Trecho citado:
Zilda Cormack
Regional RIO DE JANEIRO
In memoriam
É uma graça. Com que desenvoltura
desfilam entre as pessoas. Parecem que estão em casa e acho mesmo que sim.
Percebe-se facilmente que estão acostumados com “gente”, pois circulam
livremente de um lado para outro sem adotar qualquer atitude que demonstre
medo. Fico pensando: Como são felizes! Desconhecem essa sensação que agora,
mais do que nunca, vem norteando a vida das pessoas que transitam
obrigatoriamente pelas ruas de cidade, nas estações de trens, metrôs, lanchas,
ônibus, etc: O MEDO. Multidões se deslocam por necessidade quando vão para o
trabalho, escolas, compras ou ainda a procura de empregos.
Outros a procura de “trabalhos
especiais”. Sim, para uma espécie de “gente” assalto se constitui trabalho e
dos mais rendosos, se não nem haveria tanta gente a usar esse recurso para a
sua própria sustentação e a da família que lhes aguardam. É uma lástima, mas
isso é a nossa realidade.

Tarefa 1: Por favor, reproduza sem alterações as linhas dos registros desde a que contém "data-point <box>226 135 229 138</box>" até a que contém "x-axis-label: E <box>214 377 225 394</box>", inclusive.

Registros:
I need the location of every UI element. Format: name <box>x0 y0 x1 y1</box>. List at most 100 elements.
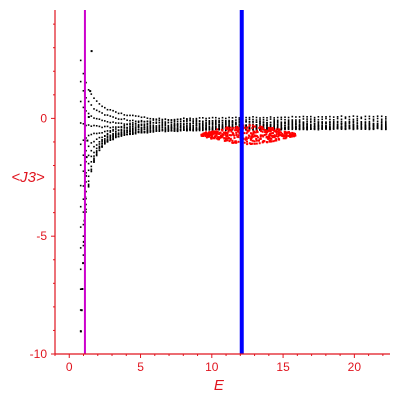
data-point <box>226 135 229 138</box>
data-point <box>90 161 93 163</box>
data-point <box>198 128 201 131</box>
data-point <box>95 153 98 156</box>
data-point <box>164 118 167 120</box>
data-point <box>302 118 305 120</box>
data-point <box>285 134 288 136</box>
data-point <box>115 111 117 113</box>
data-point <box>348 127 351 130</box>
data-point <box>132 133 134 135</box>
data-point <box>79 100 82 103</box>
data-point <box>348 124 351 126</box>
data-point <box>87 134 90 137</box>
data-point <box>173 128 176 130</box>
x-axis-label: E <box>214 377 225 394</box>
data-point <box>109 139 112 141</box>
axis-labels: E <J3> <box>11 169 225 394</box>
data-point <box>281 132 284 135</box>
data-point <box>170 119 173 121</box>
data-point <box>129 122 131 125</box>
data-point <box>155 118 158 120</box>
data-point <box>245 136 248 139</box>
data-point <box>245 132 248 135</box>
data-point <box>376 126 379 129</box>
data-point <box>218 133 221 136</box>
data-point <box>266 122 268 124</box>
data-point <box>101 143 103 145</box>
data-point <box>120 126 123 129</box>
data-point <box>189 122 191 125</box>
data-point <box>276 121 279 124</box>
data-point <box>275 133 278 136</box>
data-point <box>348 120 351 123</box>
data-point <box>287 122 290 125</box>
data-point <box>228 124 230 126</box>
data-point <box>332 125 335 127</box>
data-point <box>95 150 98 152</box>
data-point <box>265 135 268 138</box>
data-point <box>277 132 280 134</box>
data-point <box>372 128 375 130</box>
data-point <box>82 198 85 200</box>
data-point <box>186 123 188 125</box>
data-point <box>137 131 140 133</box>
data-point <box>98 132 101 134</box>
data-point <box>112 137 114 139</box>
data-point <box>225 117 227 120</box>
data-point <box>234 129 237 131</box>
data-point <box>208 124 211 126</box>
data-point <box>167 121 170 124</box>
data-point <box>295 126 297 128</box>
data-point <box>340 122 343 125</box>
data-point <box>243 141 246 144</box>
data-point <box>87 124 90 126</box>
data-point <box>85 81 87 84</box>
data-point <box>245 120 247 123</box>
data-point <box>134 125 137 127</box>
data-point <box>251 124 254 127</box>
data-point <box>164 122 167 125</box>
data-point <box>155 122 158 124</box>
data-point <box>202 128 204 131</box>
data-point <box>161 121 164 123</box>
data-point <box>259 128 261 130</box>
data-point <box>195 129 198 132</box>
data-point <box>93 159 95 162</box>
data-point <box>352 125 355 128</box>
data-point <box>237 134 240 137</box>
data-point <box>164 129 167 132</box>
data-point <box>186 124 188 127</box>
data-point <box>224 133 227 136</box>
data-point <box>85 172 87 174</box>
data-point <box>186 120 188 122</box>
data-point <box>146 117 149 119</box>
data-point <box>360 128 363 130</box>
data-point <box>356 122 359 124</box>
data-point <box>235 129 238 132</box>
data-point <box>132 114 134 117</box>
data-point <box>302 128 305 130</box>
data-point <box>325 116 327 118</box>
data-point <box>93 155 95 157</box>
data-point <box>232 133 235 135</box>
data-point <box>221 124 224 127</box>
data-point <box>360 125 363 128</box>
data-point <box>298 119 301 121</box>
data-point <box>95 151 98 153</box>
data-point <box>336 117 339 120</box>
data-point <box>112 138 114 141</box>
data-point <box>238 120 241 122</box>
data-point <box>275 135 278 138</box>
data-point <box>120 112 123 115</box>
data-point <box>109 130 112 132</box>
data-point <box>179 126 182 129</box>
data-point <box>132 129 134 131</box>
data-point <box>140 120 143 123</box>
data-point <box>158 117 161 120</box>
data-point <box>329 115 331 118</box>
data-point <box>95 132 98 135</box>
data-point <box>368 115 371 118</box>
data-point <box>106 141 109 143</box>
data-point <box>245 128 247 131</box>
data-point <box>79 184 82 187</box>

Tarefa 2: Dê continuidade à crônica sobre o medo nas ruas da cidade a partir do ponto em que ela termina.

Resultado 1:
data-point <box>226 135 229 138</box>
data-point <box>90 161 93 163</box>
data-point <box>198 128 201 131</box>
data-point <box>95 153 98 156</box>
data-point <box>164 118 167 120</box>
data-point <box>302 118 305 120</box>
data-point <box>285 134 288 136</box>
data-point <box>115 111 117 113</box>
data-point <box>348 127 351 130</box>
data-point <box>132 133 134 135</box>
data-point <box>79 100 82 103</box>
data-point <box>348 124 351 126</box>
data-point <box>87 134 90 137</box>
data-point <box>173 128 176 130</box>
x-axis-label: E <box>214 377 225 394</box>

Resultado 2:
Voltemos, porém ao meu ponto inicial: São eles
mais felizes do que nós que sempre saímos para a luta, apreensivos com as
pessoas que nos cercam, se têm jeito de assaltantes ou coisa semelhante,
oportunistas ou mesmo para nos solicitarem algo. Tomamos logo um susto na
abordagem. Eles não. Estão tão felizes que andam no meio das pessoas sem nada
temer. Vez por outra, engrenam um vôo rasante, quase a tocar em nossas cabeças,
num alegre bater de asas, juntando-se aos outros que lhes aguardam tranqüilos,
pousados nos travessões de madeira que encimam o telhado da estação das lanchas
que ligam as cidades do Rio de Janeiro e Niterói. Alguns deles levam no bico
algo que encontram no chão jogado de propósito por algum passageiro que se
distrai observando-os mais de perto, enquanto aguarda a chegada da lancha.
Naturalmente já viram que eu estou me referendo aos pombos que moram na sala de espera das lanchas que ligam
essas duas cidades.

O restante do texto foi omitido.